**Document text:**
# Massey GC2310



## Daski (Aug 11, 2021)

Hello 
Bought a used GC2310, no idea what year... research tells me ran from 2004 to 2008?

My issue is that after a while the hydraulic oil seems to over heat and I lose all hydraulic power other than driving. I let it cool and it lifts decent for a time. I've read so much my head is spinning, is there a hydraulic cooling system on these? Could a crappy radiator be an issue? I notice a fair amount of fluid where it is parked but assumed that was due to me overfilling. 

I am handy with a wrench but this is my first tractor. Any help is greatly appreciated!


----------



## pogobill (Jan 31, 2012)

Welcome to the forum. The first thing I'd do would be to clean up the tractor if it requires it, then identify and tackle the leaks. You shouldn't have "a fair amount or fluid" under the tractor when it's parked. 
When checking over the tractor pop the hood and check the radiator. There may very well be an oil cooler attached the the front of it.


----------



## sixbales (May 18, 2011)

Also, you may have a radiator with an oil cooling section built into it. 

Another possibility is that you may have a suction leak in your hydraulic system. Air builds up in the hydraulic fluid to the point that the fluid is no longer functional. When the tractor stops functioning check your hydraulic fluid for tiny air bubbles entrained in the fluid.


----------



## Daski (Aug 11, 2021)

Thanks guys! 

I will be checking all the above this weekend when I get up to the property. Being preemptive I was looking into the replacement pump 4265224M92. I can't seem to find them in stock anywhere, any clues?

Does anyone have a diagram of the hydraulic system? Can't believed a 15 year or older tractor manual isn't made available free. 

I plan to clean the filter located behind the left rear tire and replace hydraulic filter as well. 

What is best way to check for air, drain some oil from drain plug? The viewing glass is almost impossible to see with the rear back hoe on.... next step there may be to take that off for now anyways. I do like the extra weight.


----------



## Daski (Aug 11, 2021)

sixbales said:


> Also, you may have a radiator with an oil cooling section built into it.
> 
> Another possibility is that you may have a suction leak in your hydraulic system. Air builds up in the hydraulic fluid to the point that the fluid is no longer functional. When the tractor stops functioning check your hydraulic fluid for tiny air bubbles entrained in the fluid.


I started checking parts, went to remove the suction filter and check it and discovered there was no screen at all... just the plug/bolt came out. Wondering if a previous owner broke it and never replaced. 

Waiting on the filters I ordered but went ahead and drained the old fluid (was really dark and murky) and replaced. Started it up and I've never seen the hydraulics move so fast. Didn't run it long enough to see if it slowed once hot. Will try that out today if my fill dirt gets delivered.

I used premium fluid and also an additive I read about. 

New suction filter ordered as well. Looks like my leak is also at the suction line near that filter there is a rubber sleeve there with clamps, tightened those, may get a new sleeve ordered if I can find part number


----------

**Supplied material:**
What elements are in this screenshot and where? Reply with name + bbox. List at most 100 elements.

**Exercises:**
- 1) Condense the paragraph of the forum thread that begins "My issue is that after a while" into two shorter sentences, keeping its main facts.
- 2) Name every distinct username that posts in the forum thread.
- 3) Please reproduce word for word everything in the forum thread from "I am handy with" down to "front of it.".
The data has no connection to the forum thread.

**Answers to the problems:**
- 1) After running for a while, the hydraulic oil seems to overheat and all hydraulic power except driving is lost, though it lifts decently again for a time once cooled. The post asks whether these tractors have a hydraulic cooling system and whether a poor radiator could be the cause, and mentions a fair amount of fluid where the tractor is parked, assumed to come from overfilling.

- 2) Daski, pogobill, sixbales

- 3)
I am handy with a wrench but this is my first tractor. Any help is greatly appreciated!


----------



## pogobill (Jan 31, 2012)

Welcome to the forum. The first thing I'd do would be to clean up the tractor if it requires it, then identify and tackle the leaks. You shouldn't have "a fair amount or fluid" under the tractor when it's parked. 
When checking over the tractor pop the hood and check the radiator. There may very well be an oil cooler attached the the front of it.